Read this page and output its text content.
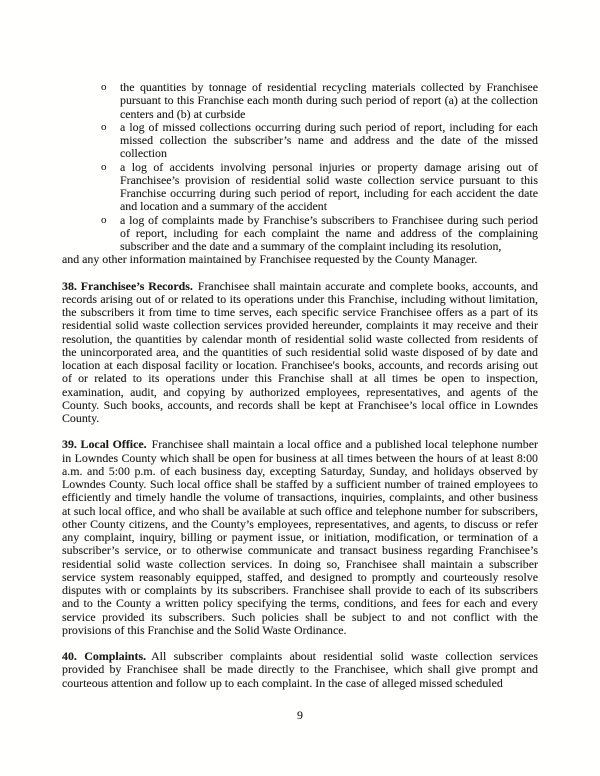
o the quantities by tonnage of residential recycling materials collected by Franchisee pursuant to this Franchise each month during such period of report (a) at the collection centers and (b) at curbside
o a log of missed collections occurring during such period of report, including for each missed collection the subscriber’s name and address and the date of the missed collection
o a log of accidents involving personal injuries or property damage arising out of Franchisee’s provision of residential solid waste collection service pursuant to this Franchise occurring during such period of report, including for each accident the date and location and a summary of the accident
o a log of complaints made by Franchise’s subscribers to Franchisee during such period of report, including for each complaint the name and address of the complaining subscriber and the date and a summary of the complaint including its resolution,

and any other information maintained by Franchisee requested by the County Manager.

38. Franchisee’s Records. Franchisee shall maintain accurate and complete books, accounts, and records arising out of or related to its operations under this Franchise, including without limitation, the subscribers it from time to time serves, each specific service Franchisee offers as a part of its residential solid waste collection services provided hereunder, complaints it may receive and their resolution, the quantities by calendar month of residential solid waste collected from residents of the unincorporated area, and the quantities of such residential solid waste disposed of by date and location at each disposal facility or location. Franchisee's books, accounts, and records arising out of or related to its operations under this Franchise shall at all times be open to inspection, examination, audit, and copying by authorized employees, representatives, and agents of the County. Such books, accounts, and records shall be kept at Franchisee’s local office in Lowndes County.

39. Local Office. Franchisee shall maintain a local office and a published local telephone number in Lowndes County which shall be open for business at all times between the hours of at least 8:00 a.m. and 5:00 p.m. of each business day, excepting Saturday, Sunday, and holidays observed by Lowndes County. Such local office shall be staffed by a sufficient number of trained employees to efficiently and timely handle the volume of transactions, inquiries, complaints, and other business at such local office, and who shall be available at such office and telephone number for subscribers, other County citizens, and the County’s employees, representatives, and agents, to discuss or refer any complaint, inquiry, billing or payment issue, or initiation, modification, or termination of a subscriber’s service, or to otherwise communicate and transact business regarding Franchisee’s residential solid waste collection services. In doing so, Franchisee shall maintain a subscriber service system reasonably equipped, staffed, and designed to promptly and courteously resolve disputes with or complaints by its subscribers. Franchisee shall provide to each of its subscribers and to the County a written policy specifying the terms, conditions, and fees for each and every service provided its subscribers. Such policies shall be subject to and not conflict with the provisions of this Franchise and the Solid Waste Ordinance.

40. Complaints. All subscriber complaints about residential solid waste collection services provided by Franchisee shall be made directly to the Franchisee, which shall give prompt and courteous attention and follow up to each complaint. In the case of alleged missed scheduled

9
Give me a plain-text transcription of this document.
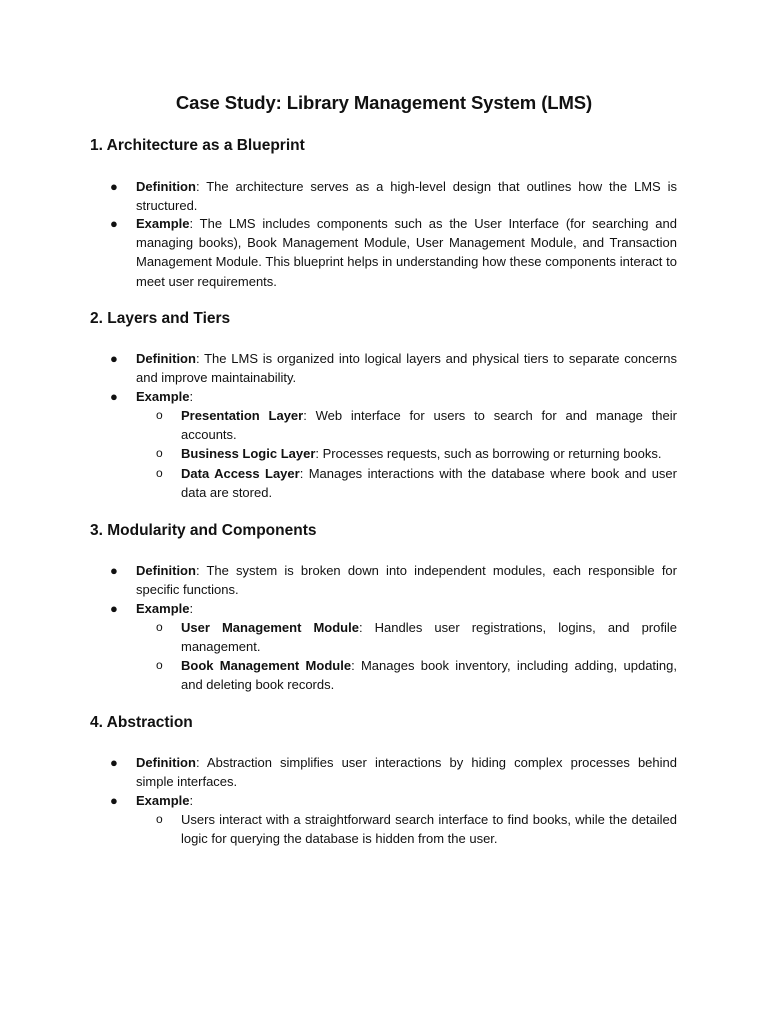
Case Study: Library Management System (LMS)
1. Architecture as a Blueprint
● Definition: The architecture serves as a high-level design that outlines how the LMS is structured.
● Example: The LMS includes components such as the User Interface (for searching and managing books), Book Management Module, User Management Module, and Transaction Management Module. This blueprint helps in understanding how these components interact to meet user requirements.
2. Layers and Tiers
● Definition: The LMS is organized into logical layers and physical tiers to separate concerns and improve maintainability.
● Example:
o Presentation Layer: Web interface for users to search for and manage their accounts.
o Business Logic Layer: Processes requests, such as borrowing or returning books.
o Data Access Layer: Manages interactions with the database where book and user data are stored.
3. Modularity and Components
● Definition: The system is broken down into independent modules, each responsible for specific functions.
● Example:
o User Management Module: Handles user registrations, logins, and profile management.
o Book Management Module: Manages book inventory, including adding, updating, and deleting book records.
4. Abstraction
● Definition: Abstraction simplifies user interactions by hiding complex processes behind simple interfaces.
● Example:
o Users interact with a straightforward search interface to find books, while the detailed logic for querying the database is hidden from the user.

###

**Set exercise:**
Copy every line of the listing containing the string "text".

**Response below:**
Read this page and output its text content.
Give me a plain-text transcription of this document.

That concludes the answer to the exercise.